*INPUT FOR THIS TASK*:
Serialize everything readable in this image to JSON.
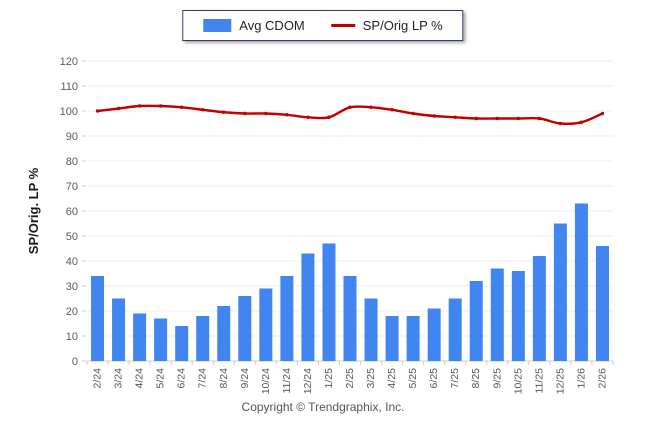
{
  "legend": {
    "series1_label": "Avg CDOM",
    "series2_label": "SP/Orig LP %"
  },
  "footer": {
    "copyright": "Copyright © Trendgraphix, Inc."
  },
  "colors": {
    "bar": "#4186F0",
    "line": "#C00000",
    "grid": "#ECECEE",
    "axis": "#CCCCCC",
    "tick_label": "#5A5A5A",
    "axis_title": "#1A1A1A",
    "legend_border": "#2E3F66"
  },
  "chart_data": {
    "type": "bar",
    "title": "",
    "xlabel": "",
    "ylabel": "SP/Orig. LP %",
    "ylim": [
      0,
      120
    ],
    "ytick_step": 10,
    "grid": "horizontal",
    "legend_position": "top-center",
    "categories": [
      "2/24",
      "3/24",
      "4/24",
      "5/24",
      "6/24",
      "7/24",
      "8/24",
      "9/24",
      "10/24",
      "11/24",
      "12/24",
      "1/25",
      "2/25",
      "3/25",
      "4/25",
      "5/25",
      "6/25",
      "7/25",
      "8/25",
      "9/25",
      "10/25",
      "11/25",
      "12/25",
      "1/26",
      "2/26"
    ],
    "series": [
      {
        "name": "Avg CDOM",
        "type": "bar",
        "values": [
          34,
          25,
          19,
          17,
          14,
          18,
          22,
          26,
          29,
          34,
          43,
          47,
          34,
          25,
          18,
          18,
          21,
          25,
          32,
          37,
          36,
          42,
          55,
          63,
          46
        ]
      },
      {
        "name": "SP/Orig LP %",
        "type": "line",
        "values": [
          100,
          101,
          102,
          102,
          101.5,
          100.5,
          99.5,
          99,
          99,
          98.5,
          97.5,
          97.5,
          101.5,
          101.5,
          100.5,
          99,
          98,
          97.5,
          97,
          97,
          97,
          97,
          95,
          95.5,
          99
        ]
      }
    ]
  }
}
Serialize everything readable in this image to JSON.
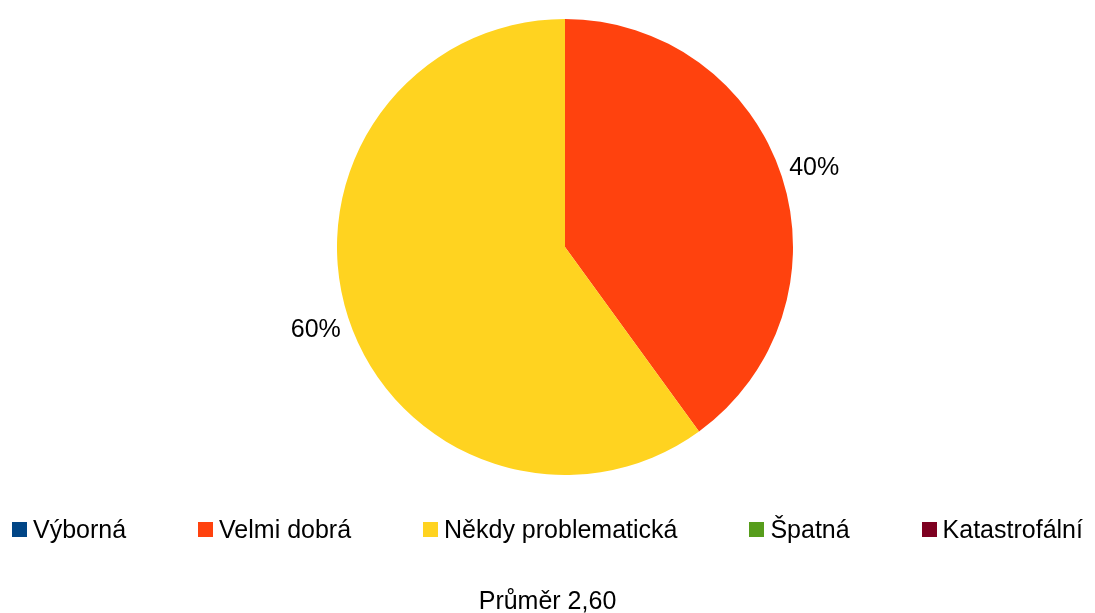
{
  "chart_data": {
    "type": "pie",
    "categories": [
      "Výborná",
      "Velmi dobrá",
      "Někdy problematická",
      "Špatná",
      "Katastrofální"
    ],
    "values": [
      0,
      40,
      60,
      0,
      0
    ],
    "colors": [
      "#004586",
      "#ff420e",
      "#ffd320",
      "#579d1c",
      "#7e0021"
    ],
    "value_labels": [
      null,
      "40%",
      "60%",
      null,
      null
    ],
    "legend": "bottom",
    "annotations": [
      "Průměr 2,60"
    ]
  }
}
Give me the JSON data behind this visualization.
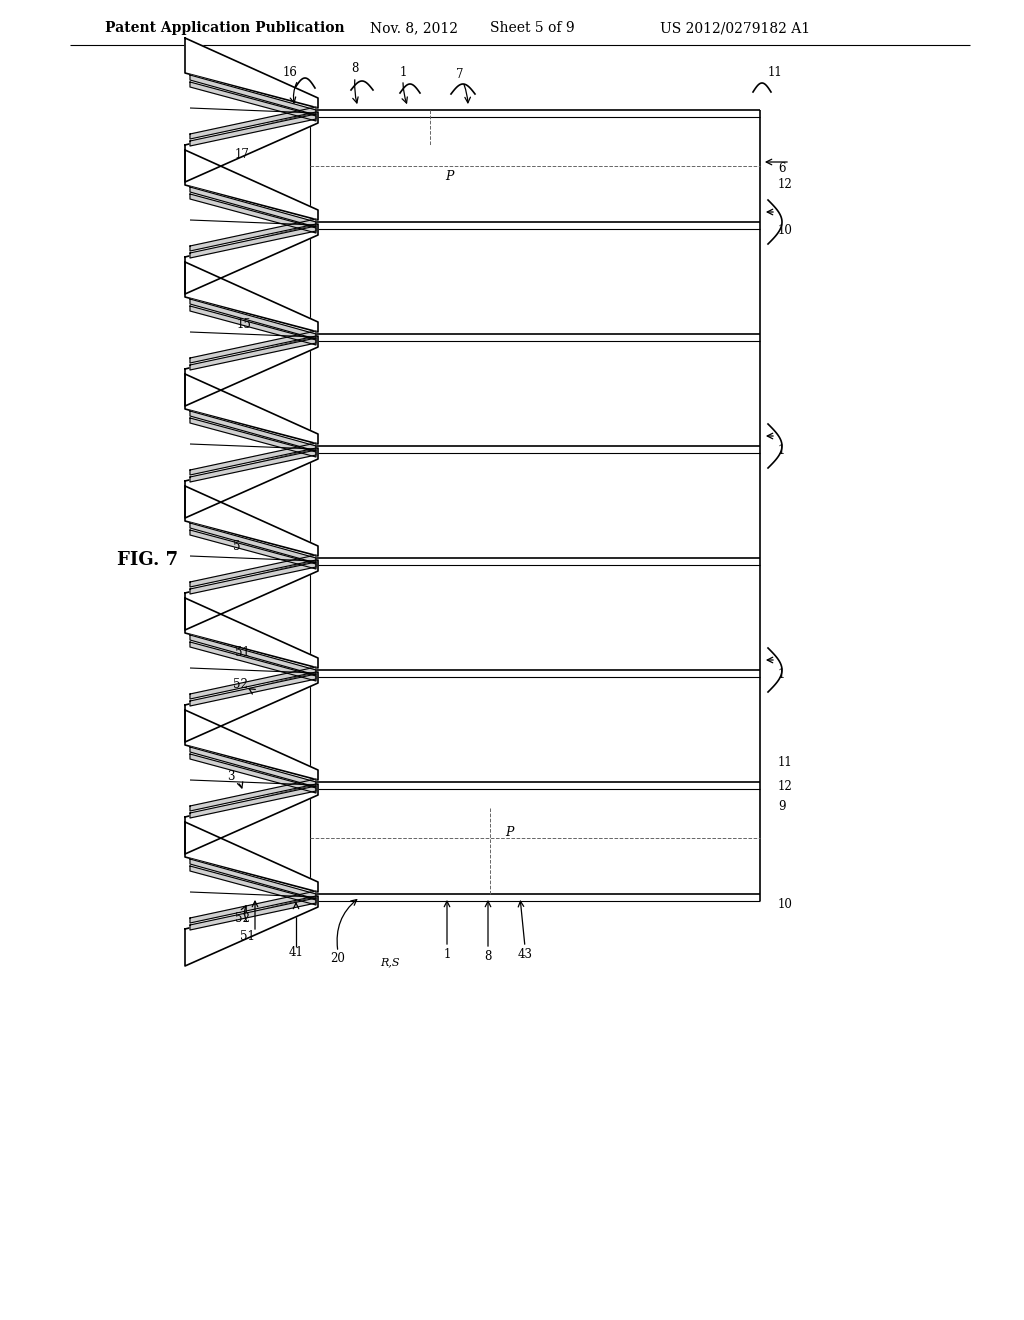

*EXERCISE*: Repeat the material verbatim. Do not carry over any picture.

*REPLY TO THE TASK*:
Serialize everything readable in this image to JSON.
{
  "legend": {
    "series1_label": "Avg CDOM",
    "series2_label": "SP/Orig LP %"
  },
  "footer": {
    "copyright": "Copyright © Trendgraphix, Inc."
  },
  "colors": {
    "bar": "#4186F0",
    "line": "#C00000",
    "grid": "#ECECEE",
    "axis": "#CCCCCC",
    "tick_label": "#5A5A5A",
    "axis_title": "#1A1A1A",
    "legend_border": "#2E3F66"
  },
  "chart_data": {
    "type": "bar",
    "title": "",
    "xlabel": "",
    "ylabel": "SP/Orig. LP %",
    "ylim": [
      0,
      120
    ],
    "ytick_step": 10,
    "grid": "horizontal",
    "legend_position": "top-center",
    "categories": [
      "2/24",
      "3/24",
      "4/24",
      "5/24",
      "6/24",
      "7/24",
      "8/24",
      "9/24",
      "10/24",
      "11/24",
      "12/24",
      "1/25",
      "2/25",
      "3/25",
      "4/25",
      "5/25",
      "6/25",
      "7/25",
      "8/25",
      "9/25",
      "10/25",
      "11/25",
      "12/25",
      "1/26",
      "2/26"
    ],
    "series": [
      {
        "name": "Avg CDOM",
        "type": "bar",
        "values": [
          34,
          25,
          19,
          17,
          14,
          18,
          22,
          26,
          29,
          34,
          43,
          47,
          34,
          25,
          18,
          18,
          21,
          25,
          32,
          37,
          36,
          42,
          55,
          63,
          46
        ]
      },
      {
        "name": "SP/Orig LP %",
        "type": "line",
        "values": [
          100,
          101,
          102,
          102,
          101.5,
          100.5,
          99.5,
          99,
          99,
          98.5,
          97.5,
          97.5,
          101.5,
          101.5,
          100.5,
          99,
          98,
          97.5,
          97,
          97,
          97,
          97,
          95,
          95.5,
          99
        ]
      }
    ]
  }
}
Serialize everything readable in this image to JSON.
{
  "chart_data": {
    "type": "pie",
    "categories": [
      "Výborná",
      "Velmi dobrá",
      "Někdy problematická",
      "Špatná",
      "Katastrofální"
    ],
    "values": [
      0,
      40,
      60,
      0,
      0
    ],
    "colors": [
      "#004586",
      "#ff420e",
      "#ffd320",
      "#579d1c",
      "#7e0021"
    ],
    "value_labels": [
      null,
      "40%",
      "60%",
      null,
      null
    ],
    "legend": "bottom",
    "annotations": [
      "Průměr 2,60"
    ]
  }
}
Give me the JSON data behind this visualization.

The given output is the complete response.